>>>
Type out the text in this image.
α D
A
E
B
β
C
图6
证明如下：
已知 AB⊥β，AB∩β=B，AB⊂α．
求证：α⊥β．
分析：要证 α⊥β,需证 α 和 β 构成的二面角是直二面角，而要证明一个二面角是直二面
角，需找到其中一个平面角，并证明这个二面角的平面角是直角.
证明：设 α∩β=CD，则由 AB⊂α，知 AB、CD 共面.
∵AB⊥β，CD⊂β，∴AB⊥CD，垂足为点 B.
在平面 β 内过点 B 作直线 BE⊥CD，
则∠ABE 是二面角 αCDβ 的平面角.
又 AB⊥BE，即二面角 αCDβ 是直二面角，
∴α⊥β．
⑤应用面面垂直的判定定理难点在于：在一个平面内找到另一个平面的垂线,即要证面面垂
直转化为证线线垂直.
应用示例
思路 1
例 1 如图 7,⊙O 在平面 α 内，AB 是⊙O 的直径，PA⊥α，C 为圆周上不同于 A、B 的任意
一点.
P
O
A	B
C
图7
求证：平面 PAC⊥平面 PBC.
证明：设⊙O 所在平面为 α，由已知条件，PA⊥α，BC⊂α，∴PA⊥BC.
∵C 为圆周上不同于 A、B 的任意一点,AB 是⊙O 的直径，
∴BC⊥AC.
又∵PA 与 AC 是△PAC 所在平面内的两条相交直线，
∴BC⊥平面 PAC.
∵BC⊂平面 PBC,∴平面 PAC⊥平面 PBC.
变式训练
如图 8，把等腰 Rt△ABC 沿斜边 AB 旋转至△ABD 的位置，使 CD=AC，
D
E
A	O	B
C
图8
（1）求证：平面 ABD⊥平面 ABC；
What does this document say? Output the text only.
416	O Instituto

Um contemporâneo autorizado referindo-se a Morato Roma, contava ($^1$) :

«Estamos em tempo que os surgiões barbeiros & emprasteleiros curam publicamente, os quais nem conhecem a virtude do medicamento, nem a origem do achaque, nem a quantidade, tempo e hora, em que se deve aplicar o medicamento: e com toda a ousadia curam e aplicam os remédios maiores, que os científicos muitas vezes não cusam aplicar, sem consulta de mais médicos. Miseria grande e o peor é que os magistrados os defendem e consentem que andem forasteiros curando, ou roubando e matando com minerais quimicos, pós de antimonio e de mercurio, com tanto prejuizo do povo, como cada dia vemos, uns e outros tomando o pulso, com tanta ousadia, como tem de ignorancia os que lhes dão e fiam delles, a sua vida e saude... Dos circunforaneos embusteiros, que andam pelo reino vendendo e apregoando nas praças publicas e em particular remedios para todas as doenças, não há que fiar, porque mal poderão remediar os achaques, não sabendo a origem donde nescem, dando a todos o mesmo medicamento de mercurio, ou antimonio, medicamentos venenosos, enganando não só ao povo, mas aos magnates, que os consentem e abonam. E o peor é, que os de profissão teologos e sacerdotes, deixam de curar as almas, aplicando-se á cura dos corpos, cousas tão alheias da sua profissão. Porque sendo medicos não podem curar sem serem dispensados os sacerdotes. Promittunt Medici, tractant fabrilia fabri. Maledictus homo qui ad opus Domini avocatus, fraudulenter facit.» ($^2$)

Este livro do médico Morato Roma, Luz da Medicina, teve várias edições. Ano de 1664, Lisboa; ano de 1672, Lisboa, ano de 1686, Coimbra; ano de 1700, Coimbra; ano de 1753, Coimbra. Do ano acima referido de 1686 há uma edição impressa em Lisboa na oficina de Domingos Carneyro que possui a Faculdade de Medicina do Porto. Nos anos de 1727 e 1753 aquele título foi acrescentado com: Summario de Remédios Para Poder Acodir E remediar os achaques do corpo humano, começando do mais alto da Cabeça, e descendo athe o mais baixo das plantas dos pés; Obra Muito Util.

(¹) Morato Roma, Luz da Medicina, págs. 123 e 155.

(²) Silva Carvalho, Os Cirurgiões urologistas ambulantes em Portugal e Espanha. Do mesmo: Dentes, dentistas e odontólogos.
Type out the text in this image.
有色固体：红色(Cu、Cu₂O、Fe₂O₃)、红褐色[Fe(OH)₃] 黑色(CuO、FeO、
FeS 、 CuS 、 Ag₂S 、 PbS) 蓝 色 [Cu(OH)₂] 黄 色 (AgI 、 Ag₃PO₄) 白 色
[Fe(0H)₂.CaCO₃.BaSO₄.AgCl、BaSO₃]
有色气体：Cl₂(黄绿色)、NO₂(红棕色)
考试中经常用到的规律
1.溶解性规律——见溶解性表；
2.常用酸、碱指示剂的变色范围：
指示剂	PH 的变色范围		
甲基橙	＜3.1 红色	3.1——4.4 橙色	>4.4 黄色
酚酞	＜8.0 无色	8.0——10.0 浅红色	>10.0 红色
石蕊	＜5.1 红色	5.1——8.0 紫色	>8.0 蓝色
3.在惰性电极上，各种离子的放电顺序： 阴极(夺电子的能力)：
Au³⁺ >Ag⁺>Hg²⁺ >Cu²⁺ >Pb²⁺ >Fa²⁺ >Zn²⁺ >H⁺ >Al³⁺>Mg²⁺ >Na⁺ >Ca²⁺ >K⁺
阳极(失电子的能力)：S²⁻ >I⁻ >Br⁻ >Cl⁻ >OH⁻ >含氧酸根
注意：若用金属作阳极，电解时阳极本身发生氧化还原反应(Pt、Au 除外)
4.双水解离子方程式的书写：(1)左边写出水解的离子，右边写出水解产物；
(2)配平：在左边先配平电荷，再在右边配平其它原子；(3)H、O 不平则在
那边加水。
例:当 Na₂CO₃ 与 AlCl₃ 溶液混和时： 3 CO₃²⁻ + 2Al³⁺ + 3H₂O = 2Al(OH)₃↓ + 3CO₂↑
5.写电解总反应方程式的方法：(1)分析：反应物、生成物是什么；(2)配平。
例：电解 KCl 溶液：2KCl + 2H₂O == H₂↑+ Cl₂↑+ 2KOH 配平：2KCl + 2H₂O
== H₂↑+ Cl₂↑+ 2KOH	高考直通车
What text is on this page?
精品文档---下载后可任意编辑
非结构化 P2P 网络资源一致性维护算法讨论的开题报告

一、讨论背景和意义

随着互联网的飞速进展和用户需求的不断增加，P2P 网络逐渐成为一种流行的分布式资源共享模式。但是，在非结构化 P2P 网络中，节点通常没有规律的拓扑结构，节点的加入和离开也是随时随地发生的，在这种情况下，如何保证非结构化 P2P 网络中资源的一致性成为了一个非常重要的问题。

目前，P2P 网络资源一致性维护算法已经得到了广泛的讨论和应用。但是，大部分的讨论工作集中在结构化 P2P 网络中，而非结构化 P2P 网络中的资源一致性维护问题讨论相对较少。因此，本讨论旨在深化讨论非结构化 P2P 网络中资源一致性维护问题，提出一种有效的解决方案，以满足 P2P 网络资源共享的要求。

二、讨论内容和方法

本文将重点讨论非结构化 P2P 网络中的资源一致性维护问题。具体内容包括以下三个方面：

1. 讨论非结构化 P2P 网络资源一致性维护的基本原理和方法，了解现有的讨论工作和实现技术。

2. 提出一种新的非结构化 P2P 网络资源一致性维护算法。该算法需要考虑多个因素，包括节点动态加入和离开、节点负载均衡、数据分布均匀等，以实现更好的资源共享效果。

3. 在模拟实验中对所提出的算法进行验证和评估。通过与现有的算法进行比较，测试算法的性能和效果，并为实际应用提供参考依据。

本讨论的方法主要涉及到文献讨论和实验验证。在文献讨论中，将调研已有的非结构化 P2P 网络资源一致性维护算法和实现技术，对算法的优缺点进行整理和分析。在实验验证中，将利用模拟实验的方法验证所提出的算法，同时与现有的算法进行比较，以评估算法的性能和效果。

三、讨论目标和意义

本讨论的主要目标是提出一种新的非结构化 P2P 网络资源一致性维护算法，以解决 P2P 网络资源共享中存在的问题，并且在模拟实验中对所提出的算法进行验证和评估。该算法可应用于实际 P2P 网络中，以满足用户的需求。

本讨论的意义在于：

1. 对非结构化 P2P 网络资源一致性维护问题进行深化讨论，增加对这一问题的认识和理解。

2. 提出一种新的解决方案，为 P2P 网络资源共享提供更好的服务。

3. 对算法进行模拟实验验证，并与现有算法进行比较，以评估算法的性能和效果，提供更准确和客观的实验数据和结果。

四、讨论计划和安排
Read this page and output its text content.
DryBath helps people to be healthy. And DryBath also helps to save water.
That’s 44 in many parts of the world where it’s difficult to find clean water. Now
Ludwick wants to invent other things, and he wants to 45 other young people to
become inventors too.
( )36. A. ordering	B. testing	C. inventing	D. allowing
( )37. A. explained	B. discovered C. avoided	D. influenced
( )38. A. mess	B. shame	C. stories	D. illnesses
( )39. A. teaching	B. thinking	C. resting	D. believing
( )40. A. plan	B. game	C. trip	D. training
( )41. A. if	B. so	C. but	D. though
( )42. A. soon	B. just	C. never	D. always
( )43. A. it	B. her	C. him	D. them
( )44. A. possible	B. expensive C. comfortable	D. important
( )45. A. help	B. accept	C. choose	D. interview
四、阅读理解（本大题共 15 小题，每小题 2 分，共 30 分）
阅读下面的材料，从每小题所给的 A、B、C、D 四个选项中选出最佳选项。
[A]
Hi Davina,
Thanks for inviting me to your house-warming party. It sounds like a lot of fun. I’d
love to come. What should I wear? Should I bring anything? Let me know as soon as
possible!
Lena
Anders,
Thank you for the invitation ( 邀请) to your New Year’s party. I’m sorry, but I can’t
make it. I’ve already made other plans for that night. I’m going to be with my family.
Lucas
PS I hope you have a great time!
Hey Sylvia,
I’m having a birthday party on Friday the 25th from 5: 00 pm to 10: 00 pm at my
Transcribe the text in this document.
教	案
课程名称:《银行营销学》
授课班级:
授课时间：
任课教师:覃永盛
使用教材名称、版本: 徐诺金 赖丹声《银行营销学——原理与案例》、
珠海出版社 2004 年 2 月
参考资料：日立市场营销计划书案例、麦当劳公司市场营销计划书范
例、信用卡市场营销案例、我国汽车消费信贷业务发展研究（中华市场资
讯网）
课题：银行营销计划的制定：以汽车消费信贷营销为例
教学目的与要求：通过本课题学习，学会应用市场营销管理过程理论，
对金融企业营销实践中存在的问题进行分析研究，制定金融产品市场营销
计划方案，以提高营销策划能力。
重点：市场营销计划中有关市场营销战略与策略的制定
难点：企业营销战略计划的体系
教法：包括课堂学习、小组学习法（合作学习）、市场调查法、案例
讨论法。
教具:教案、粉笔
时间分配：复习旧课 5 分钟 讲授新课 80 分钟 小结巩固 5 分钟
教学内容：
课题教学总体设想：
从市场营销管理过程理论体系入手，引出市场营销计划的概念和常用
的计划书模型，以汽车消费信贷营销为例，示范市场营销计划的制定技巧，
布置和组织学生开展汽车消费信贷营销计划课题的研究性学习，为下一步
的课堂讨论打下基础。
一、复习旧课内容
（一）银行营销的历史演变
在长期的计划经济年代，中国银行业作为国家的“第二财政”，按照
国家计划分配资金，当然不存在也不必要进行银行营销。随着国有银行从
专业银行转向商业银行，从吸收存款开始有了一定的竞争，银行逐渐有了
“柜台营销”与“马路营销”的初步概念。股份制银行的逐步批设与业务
<<<
#### WORK TO COMPLETE:
Search the data for "What" and list every line in which it occurs.

#### RESULT:
What does this document say? Output the text only.
What text is on this page?
love to come. What should I wear? Should I bring anything? Let me know as soon as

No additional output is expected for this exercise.